Stated exercise → Pick out each line containing the string "Storms".

Dataset excerpts →

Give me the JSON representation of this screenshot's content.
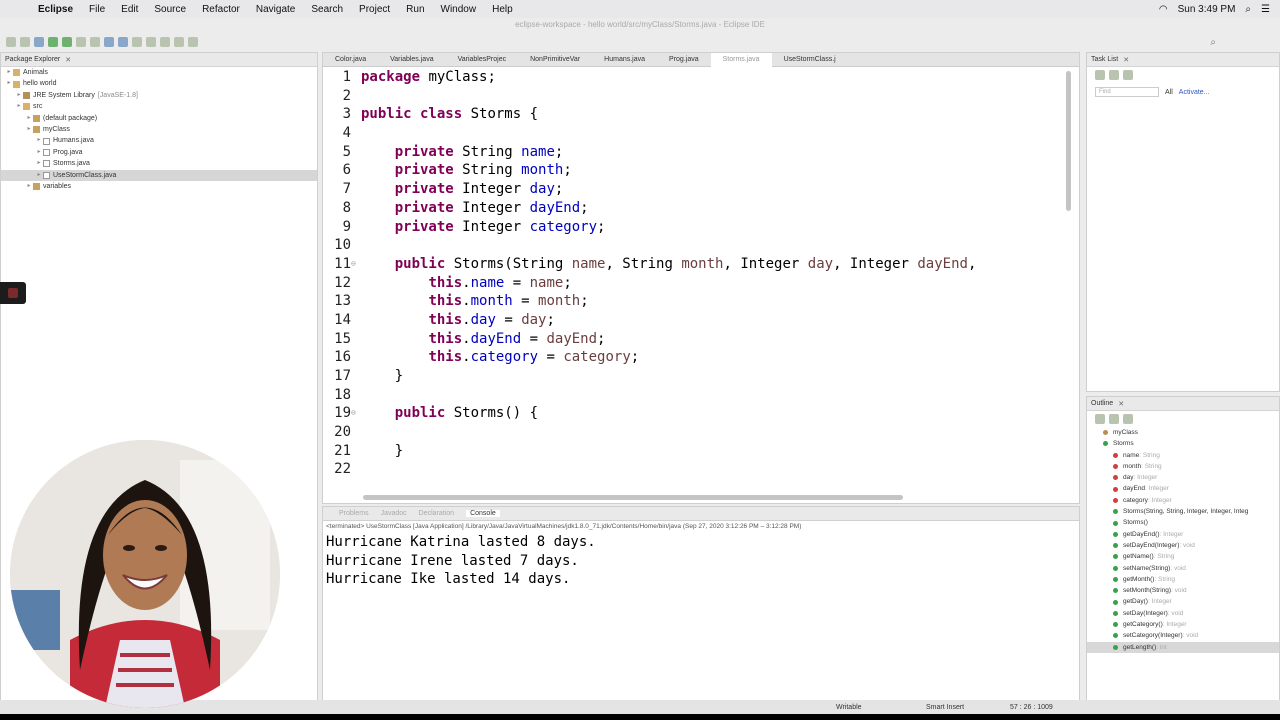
{
  "menubar": {
    "app": "Eclipse",
    "items": [
      "File",
      "Edit",
      "Source",
      "Refactor",
      "Navigate",
      "Search",
      "Project",
      "Run",
      "Window",
      "Help"
    ],
    "clock": "Sun 3:49 PM"
  },
  "window_title": "eclipse-workspace - hello world/src/myClass/Storms.java - Eclipse IDE",
  "package_explorer": {
    "title": "Package Explorer",
    "tree": [
      {
        "label": "Animals",
        "level": 0,
        "icon": "folder-icon"
      },
      {
        "label": "hello world",
        "level": 0,
        "icon": "folder-icon"
      },
      {
        "label": "JRE System Library",
        "suffix": "[JavaSE-1.8]",
        "level": 1,
        "icon": "library-icon"
      },
      {
        "label": "src",
        "level": 1,
        "icon": "folder-icon"
      },
      {
        "label": "(default package)",
        "level": 2,
        "icon": "package-icon"
      },
      {
        "label": "myClass",
        "level": 2,
        "icon": "package-icon"
      },
      {
        "label": "Humans.java",
        "level": 3,
        "icon": "java-file-icon"
      },
      {
        "label": "Prog.java",
        "level": 3,
        "icon": "java-file-icon"
      },
      {
        "label": "Storms.java",
        "level": 3,
        "icon": "java-file-icon"
      },
      {
        "label": "UseStormClass.java",
        "level": 3,
        "icon": "java-file-icon",
        "selected": true
      },
      {
        "label": "variables",
        "level": 2,
        "icon": "package-icon"
      }
    ]
  },
  "editor": {
    "tabs": [
      "Color.java",
      "Variables.java",
      "VariablesProjec",
      "NonPrimitiveVar",
      "Humans.java",
      "Prog.java",
      "Storms.java",
      "UseStormClass.j"
    ],
    "active_tab": "Storms.java",
    "lines": [
      {
        "n": "1",
        "fold": "",
        "t": [
          [
            "kw",
            "package"
          ],
          [
            "p",
            " myClass;"
          ]
        ]
      },
      {
        "n": "2",
        "fold": "",
        "t": []
      },
      {
        "n": "3",
        "fold": "",
        "t": [
          [
            "kw",
            "public class"
          ],
          [
            "p",
            " Storms {"
          ]
        ]
      },
      {
        "n": "4",
        "fold": "",
        "t": []
      },
      {
        "n": "5",
        "fold": "",
        "t": [
          [
            "p",
            "    "
          ],
          [
            "kw",
            "private"
          ],
          [
            "p",
            " String "
          ],
          [
            "f",
            "name"
          ],
          [
            "p",
            ";"
          ]
        ]
      },
      {
        "n": "6",
        "fold": "",
        "t": [
          [
            "p",
            "    "
          ],
          [
            "kw",
            "private"
          ],
          [
            "p",
            " String "
          ],
          [
            "f",
            "month"
          ],
          [
            "p",
            ";"
          ]
        ]
      },
      {
        "n": "7",
        "fold": "",
        "t": [
          [
            "p",
            "    "
          ],
          [
            "kw",
            "private"
          ],
          [
            "p",
            " Integer "
          ],
          [
            "f",
            "day"
          ],
          [
            "p",
            ";"
          ]
        ]
      },
      {
        "n": "8",
        "fold": "",
        "t": [
          [
            "p",
            "    "
          ],
          [
            "kw",
            "private"
          ],
          [
            "p",
            " Integer "
          ],
          [
            "f",
            "dayEnd"
          ],
          [
            "p",
            ";"
          ]
        ]
      },
      {
        "n": "9",
        "fold": "",
        "t": [
          [
            "p",
            "    "
          ],
          [
            "kw",
            "private"
          ],
          [
            "p",
            " Integer "
          ],
          [
            "f",
            "category"
          ],
          [
            "p",
            ";"
          ]
        ]
      },
      {
        "n": "10",
        "fold": "",
        "t": []
      },
      {
        "n": "11",
        "fold": "⊖",
        "t": [
          [
            "p",
            "    "
          ],
          [
            "kw",
            "public"
          ],
          [
            "p",
            " Storms(String "
          ],
          [
            "a",
            "name"
          ],
          [
            "p",
            ", String "
          ],
          [
            "a",
            "month"
          ],
          [
            "p",
            ", Integer "
          ],
          [
            "a",
            "day"
          ],
          [
            "p",
            ", Integer "
          ],
          [
            "a",
            "dayEnd"
          ],
          [
            "p",
            ","
          ]
        ]
      },
      {
        "n": "12",
        "fold": "",
        "t": [
          [
            "p",
            "        "
          ],
          [
            "kw",
            "this"
          ],
          [
            "p",
            "."
          ],
          [
            "f",
            "name"
          ],
          [
            "p",
            " = "
          ],
          [
            "a",
            "name"
          ],
          [
            "p",
            ";"
          ]
        ]
      },
      {
        "n": "13",
        "fold": "",
        "t": [
          [
            "p",
            "        "
          ],
          [
            "kw",
            "this"
          ],
          [
            "p",
            "."
          ],
          [
            "f",
            "month"
          ],
          [
            "p",
            " = "
          ],
          [
            "a",
            "month"
          ],
          [
            "p",
            ";"
          ]
        ]
      },
      {
        "n": "14",
        "fold": "",
        "t": [
          [
            "p",
            "        "
          ],
          [
            "kw",
            "this"
          ],
          [
            "p",
            "."
          ],
          [
            "f",
            "day"
          ],
          [
            "p",
            " = "
          ],
          [
            "a",
            "day"
          ],
          [
            "p",
            ";"
          ]
        ]
      },
      {
        "n": "15",
        "fold": "",
        "t": [
          [
            "p",
            "        "
          ],
          [
            "kw",
            "this"
          ],
          [
            "p",
            "."
          ],
          [
            "f",
            "dayEnd"
          ],
          [
            "p",
            " = "
          ],
          [
            "a",
            "dayEnd"
          ],
          [
            "p",
            ";"
          ]
        ]
      },
      {
        "n": "16",
        "fold": "",
        "t": [
          [
            "p",
            "        "
          ],
          [
            "kw",
            "this"
          ],
          [
            "p",
            "."
          ],
          [
            "f",
            "category"
          ],
          [
            "p",
            " = "
          ],
          [
            "a",
            "category"
          ],
          [
            "p",
            ";"
          ]
        ]
      },
      {
        "n": "17",
        "fold": "",
        "t": [
          [
            "p",
            "    }"
          ]
        ]
      },
      {
        "n": "18",
        "fold": "",
        "t": []
      },
      {
        "n": "19",
        "fold": "⊖",
        "t": [
          [
            "p",
            "    "
          ],
          [
            "kw",
            "public"
          ],
          [
            "p",
            " Storms() {"
          ]
        ]
      },
      {
        "n": "20",
        "fold": "",
        "t": []
      },
      {
        "n": "21",
        "fold": "",
        "t": [
          [
            "p",
            "    }"
          ]
        ]
      },
      {
        "n": "22",
        "fold": "",
        "t": []
      }
    ]
  },
  "task_list": {
    "title": "Task List",
    "find_placeholder": "Find",
    "all_label": "All",
    "activate_label": "Activate..."
  },
  "outline": {
    "title": "Outline",
    "items": [
      {
        "label": "myClass",
        "type": "",
        "kind": "package",
        "top": true
      },
      {
        "label": "Storms",
        "type": "",
        "kind": "class",
        "top": true
      },
      {
        "label": "name",
        "type": " : String",
        "kind": "field"
      },
      {
        "label": "month",
        "type": " : String",
        "kind": "field"
      },
      {
        "label": "day",
        "type": " : Integer",
        "kind": "field"
      },
      {
        "label": "dayEnd",
        "type": " : Integer",
        "kind": "field"
      },
      {
        "label": "category",
        "type": " : Integer",
        "kind": "field"
      },
      {
        "label": "Storms(String, String, Integer, Integer, Integ",
        "type": "",
        "kind": "method"
      },
      {
        "label": "Storms()",
        "type": "",
        "kind": "method"
      },
      {
        "label": "getDayEnd()",
        "type": " : Integer",
        "kind": "method"
      },
      {
        "label": "setDayEnd(Integer)",
        "type": " : void",
        "kind": "method"
      },
      {
        "label": "getName()",
        "type": " : String",
        "kind": "method"
      },
      {
        "label": "setName(String)",
        "type": " : void",
        "kind": "method"
      },
      {
        "label": "getMonth()",
        "type": " : String",
        "kind": "method"
      },
      {
        "label": "setMonth(String)",
        "type": " : void",
        "kind": "method"
      },
      {
        "label": "getDay()",
        "type": " : Integer",
        "kind": "method"
      },
      {
        "label": "setDay(Integer)",
        "type": " : void",
        "kind": "method"
      },
      {
        "label": "getCategory()",
        "type": " : Integer",
        "kind": "method"
      },
      {
        "label": "setCategory(Integer)",
        "type": " : void",
        "kind": "method"
      },
      {
        "label": "getLength()",
        "type": " : int",
        "kind": "method",
        "selected": true
      }
    ]
  },
  "console": {
    "tabs": [
      "Problems",
      "Javadoc",
      "Declaration",
      "Console"
    ],
    "active_tab": "Console",
    "terminated": "<terminated> UseStormClass [Java Application] /Library/Java/JavaVirtualMachines/jdk1.8.0_71.jdk/Contents/Home/bin/java  (Sep 27, 2020 3:12:26 PM – 3:12:28 PM)",
    "output": [
      "Hurricane Katrina lasted 8 days.",
      "Hurricane Irene lasted 7 days.",
      "Hurricane Ike lasted 14 days."
    ]
  },
  "status": {
    "writable": "Writable",
    "insert_mode": "Smart Insert",
    "position": "57 : 26 : 1009"
  },
  "colors": {
    "keyword": "#7f0055",
    "field": "#0000c0",
    "param": "#6a3e3e",
    "selection": "#d6d6d6"
  }
}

Answer below →
  "window_title": "eclipse-workspace - hello world/src/myClass/Storms.java - Eclipse IDE",
        "label": "Storms.java",
      "Storms.java",
    "active_tab": "Storms.java",
            " Storms {"
            " Storms(String "
            " Storms() {"
        "label": "Storms",
        "label": "Storms(String, String, Integer, Integer, Integ",
        "label": "Storms()",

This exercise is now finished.